▶ [Stated goal] Search the data below for "maan"; list each line that holds it.
▶
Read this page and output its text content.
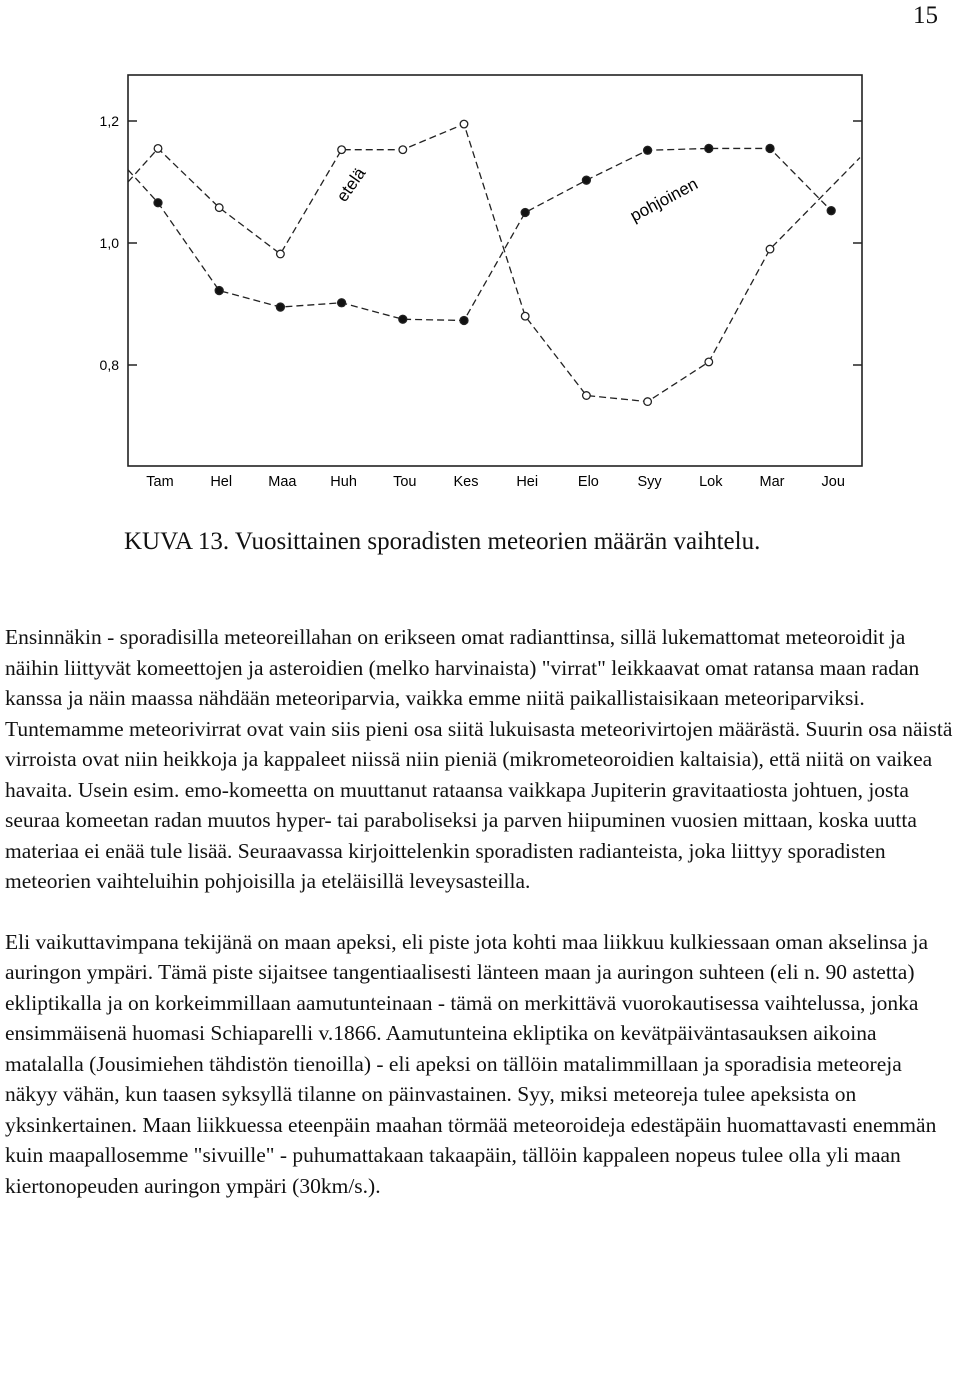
15
1,2
1,0
0,8
Tam	Hel Maa Huh Tou	Kes	Hei	Elo	Syy	Lok	Mar	Jou
etelä	pohjoinen
KUVA 13. Vuosittainen sporadisten meteorien määrän vaihtelu.

Ensinnäkin - sporadisilla meteoreillahan on erikseen omat radianttinsa, sillä lukemattomat meteoroidit ja näihin liittyvät komeettojen ja asteroidien (melko harvinaista) "virrat" leikkaavat omat ratansa maan radan kanssa ja näin maassa nähdään meteoriparvia, vaikka emme niitä paikallistaisikaan meteoriparviksi. Tuntemamme meteorivirrat ovat vain siis pieni osa siitä lukuisasta meteorivirtojen määrästä. Suurin osa näistä virroista ovat niin heikkoja ja kappaleet niissä niin pieniä (mikrometeoroidien kaltaisia), että niitä on vaikea havaita. Usein esim. emo-komeetta on muuttanut rataansa vaikkapa Jupiterin gravitaatiosta johtuen, josta seuraa komeetan radan muutos hyper- tai paraboliseksi ja parven hiipuminen vuosien mittaan, koska uutta materiaa ei enää tule lisää. Seuraavassa kirjoittelenkin sporadisten radianteista, joka liittyy sporadisten meteorien vaihteluihin pohjoisilla ja eteläisillä leveysasteilla.

Eli vaikuttavimpana tekijänä on maan apeksi, eli piste jota kohti maa liikkuu kulkiessaan oman akselinsa ja auringon ympäri. Tämä piste sijaitsee tangentiaalisesti länteen maan ja auringon suhteen (eli n. 90 astetta) ekliptikalla ja on korkeimmillaan aamutunteinaan - tämä on merkittävä vuorokautisessa vaihtelussa, jonka ensimmäisenä huomasi Schiaparelli v.1866. Aamutunteina ekliptika on kevätpäiväntasauksen aikoina matalalla (Jousimiehen tähdistön tienoilla) - eli apeksi on tällöin matalimmillaan ja sporadisia meteoreja näkyy vähän, kun taasen syksyllä tilanne on päinvastainen. Syy, miksi meteoreja tulee apeksista on yksinkertainen. Maan liikkuessa eteenpäin maahan törmää meteoroideja edestäpäin huomattavasti enemmän kuin maapallosemme "sivuille" - puhumattakaan takaapäin, tällöin kappaleen nopeus tulee olla yli maan kiertonopeuden auringon ympäri (30km/s.).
◀
▶ [Right answer]
Ensinnäkin - sporadisilla meteoreillahan on erikseen omat radianttinsa, sillä lukemattomat meteoroidit ja näihin liittyvät komeettojen ja asteroidien (melko harvinaista) "virrat" leikkaavat omat ratansa maan radan kanssa ja näin maassa nähdään meteoriparvia, vaikka emme niitä paikallistaisikaan meteoriparviksi. Tuntemamme meteorivirrat ovat vain siis pieni osa siitä lukuisasta meteorivirtojen määrästä. Suurin osa näistä virroista ovat niin heikkoja ja kappaleet niissä niin pieniä (mikrometeoroidien kaltaisia), että niitä on vaikea havaita. Usein esim. emo-komeetta on muuttanut rataansa vaikkapa Jupiterin gravitaatiosta johtuen, josta seuraa komeetan radan muutos hyper- tai paraboliseksi ja parven hiipuminen vuosien mittaan, koska uutta materiaa ei enää tule lisää. Seuraavassa kirjoittelenkin sporadisten radianteista, joka liittyy sporadisten meteorien vaihteluihin pohjoisilla ja eteläisillä leveysasteilla.
Eli vaikuttavimpana tekijänä on maan apeksi, eli piste jota kohti maa liikkuu kulkiessaan oman akselinsa ja auringon ympäri. Tämä piste sijaitsee tangentiaalisesti länteen maan ja auringon suhteen (eli n. 90 astetta) ekliptikalla ja on korkeimmillaan aamutunteinaan - tämä on merkittävä vuorokautisessa vaihtelussa, jonka ensimmäisenä huomasi Schiaparelli v.1866. Aamutunteina ekliptika on kevätpäiväntasauksen aikoina matalalla (Jousimiehen tähdistön tienoilla) - eli apeksi on tällöin matalimmillaan ja sporadisia meteoreja näkyy vähän, kun taasen syksyllä tilanne on päinvastainen. Syy, miksi meteoreja tulee apeksista on yksinkertainen. Maan liikkuessa eteenpäin maahan törmää meteoroideja edestäpäin huomattavasti enemmän kuin maapallosemme "sivuille" - puhumattakaan takaapäin, tällöin kappaleen nopeus tulee olla yli maan kiertonopeuden auringon ympäri (30km/s.).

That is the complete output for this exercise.